-- Provided records --
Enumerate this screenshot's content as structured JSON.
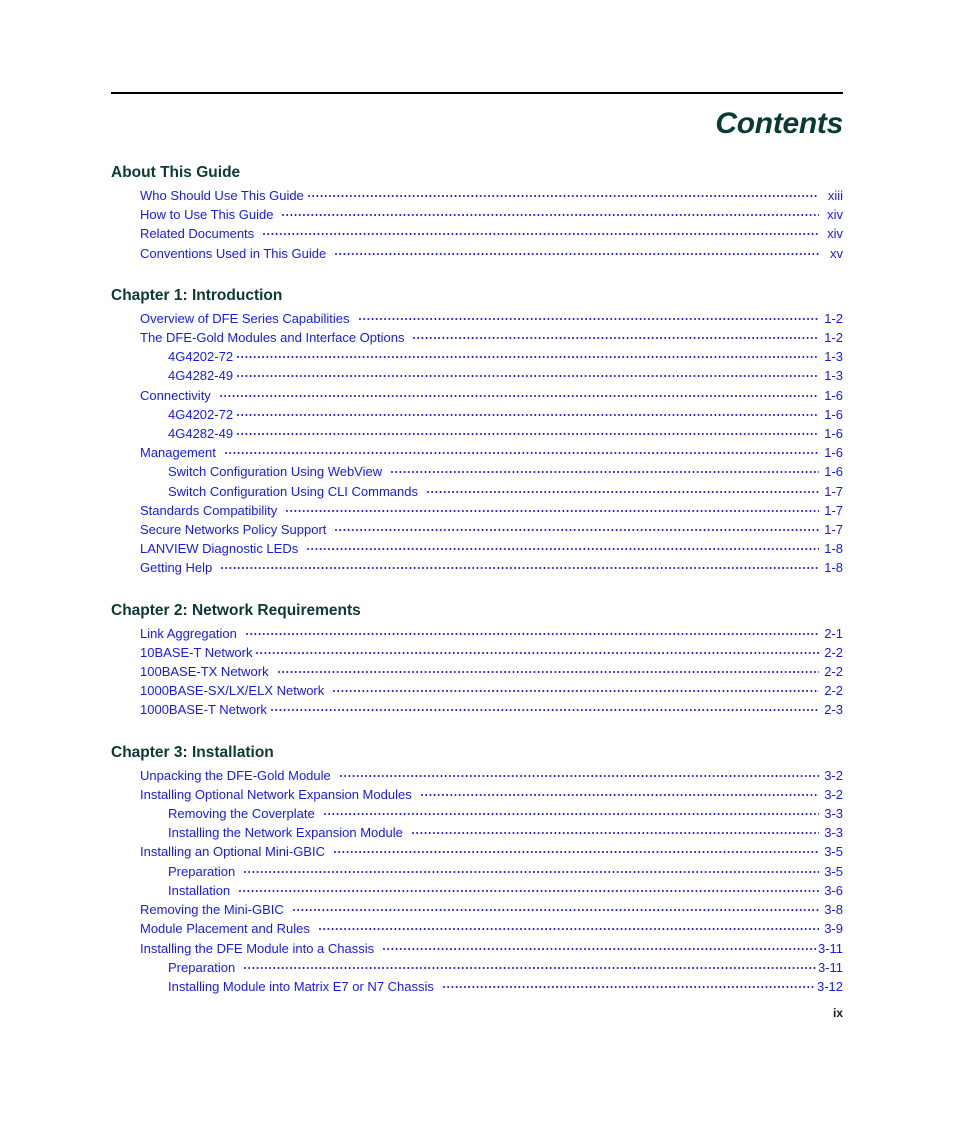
{
  "document": {
    "page_title": "Contents",
    "folio": "ix"
  },
  "sections": [
    {
      "heading": "About This Guide",
      "entries": [
        {
          "label": "Who Should Use This Guide",
          "page": "xiii",
          "level": 1,
          "gap": "narrow"
        },
        {
          "label": "How to Use This Guide",
          "page": "xiv",
          "level": 1,
          "gap": "wide"
        },
        {
          "label": "Related Documents",
          "page": "xiv",
          "level": 1,
          "gap": "wide"
        },
        {
          "label": "Conventions Used in This Guide",
          "page": "xv",
          "level": 1,
          "gap": "wide"
        }
      ]
    },
    {
      "heading": "Chapter 1: Introduction",
      "entries": [
        {
          "label": "Overview of DFE Series Capabilities",
          "page": "1-2",
          "level": 1,
          "gap": "wide"
        },
        {
          "label": "The DFE-Gold Modules and Interface Options",
          "page": "1-2",
          "level": 1,
          "gap": "wide"
        },
        {
          "label": "4G4202-72",
          "page": "1-3",
          "level": 2,
          "gap": "narrow"
        },
        {
          "label": "4G4282-49",
          "page": "1-3",
          "level": 2,
          "gap": "narrow"
        },
        {
          "label": "Connectivity",
          "page": "1-6",
          "level": 1,
          "gap": "wide"
        },
        {
          "label": "4G4202-72",
          "page": "1-6",
          "level": 2,
          "gap": "narrow"
        },
        {
          "label": "4G4282-49",
          "page": "1-6",
          "level": 2,
          "gap": "narrow"
        },
        {
          "label": "Management",
          "page": "1-6",
          "level": 1,
          "gap": "wide"
        },
        {
          "label": "Switch Configuration Using WebView",
          "page": "1-6",
          "level": 2,
          "gap": "wide"
        },
        {
          "label": "Switch Configuration Using CLI Commands",
          "page": "1-7",
          "level": 2,
          "gap": "wide"
        },
        {
          "label": "Standards Compatibility",
          "page": "1-7",
          "level": 1,
          "gap": "wide"
        },
        {
          "label": "Secure Networks Policy Support",
          "page": "1-7",
          "level": 1,
          "gap": "wide"
        },
        {
          "label": "LANVIEW Diagnostic LEDs",
          "page": "1-8",
          "level": 1,
          "gap": "wide"
        },
        {
          "label": "Getting Help",
          "page": "1-8",
          "level": 1,
          "gap": "wide"
        }
      ]
    },
    {
      "heading": "Chapter 2: Network Requirements",
      "entries": [
        {
          "label": "Link Aggregation",
          "page": "2-1",
          "level": 1,
          "gap": "wide"
        },
        {
          "label": "10BASE-T Network",
          "page": "2-2",
          "level": 1,
          "gap": "narrow"
        },
        {
          "label": "100BASE-TX Network",
          "page": "2-2",
          "level": 1,
          "gap": "wide"
        },
        {
          "label": "1000BASE-SX/LX/ELX Network",
          "page": "2-2",
          "level": 1,
          "gap": "wide"
        },
        {
          "label": "1000BASE-T Network",
          "page": "2-3",
          "level": 1,
          "gap": "narrow"
        }
      ]
    },
    {
      "heading": "Chapter 3: Installation",
      "entries": [
        {
          "label": "Unpacking the DFE-Gold Module",
          "page": "3-2",
          "level": 1,
          "gap": "wide"
        },
        {
          "label": "Installing Optional Network Expansion Modules",
          "page": "3-2",
          "level": 1,
          "gap": "wide"
        },
        {
          "label": "Removing the Coverplate",
          "page": "3-3",
          "level": 2,
          "gap": "wide"
        },
        {
          "label": "Installing the Network Expansion Module",
          "page": "3-3",
          "level": 2,
          "gap": "wide"
        },
        {
          "label": "Installing an Optional Mini-GBIC",
          "page": "3-5",
          "level": 1,
          "gap": "wide"
        },
        {
          "label": "Preparation",
          "page": "3-5",
          "level": 2,
          "gap": "wide"
        },
        {
          "label": "Installation",
          "page": "3-6",
          "level": 2,
          "gap": "wide"
        },
        {
          "label": "Removing the Mini-GBIC",
          "page": "3-8",
          "level": 1,
          "gap": "wide"
        },
        {
          "label": "Module Placement and Rules",
          "page": "3-9",
          "level": 1,
          "gap": "wide"
        },
        {
          "label": "Installing the DFE Module into a Chassis",
          "page": "3-11",
          "level": 1,
          "gap": "wide"
        },
        {
          "label": "Preparation",
          "page": "3-11",
          "level": 2,
          "gap": "wide"
        },
        {
          "label": "Installing Module into Matrix E7 or N7 Chassis",
          "page": "3-12",
          "level": 2,
          "gap": "wide"
        }
      ]
    }
  ]
}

-- Given exercise --
State, as a bare number, how many lines of the listing hold the word "Expansion".

-- Result --
2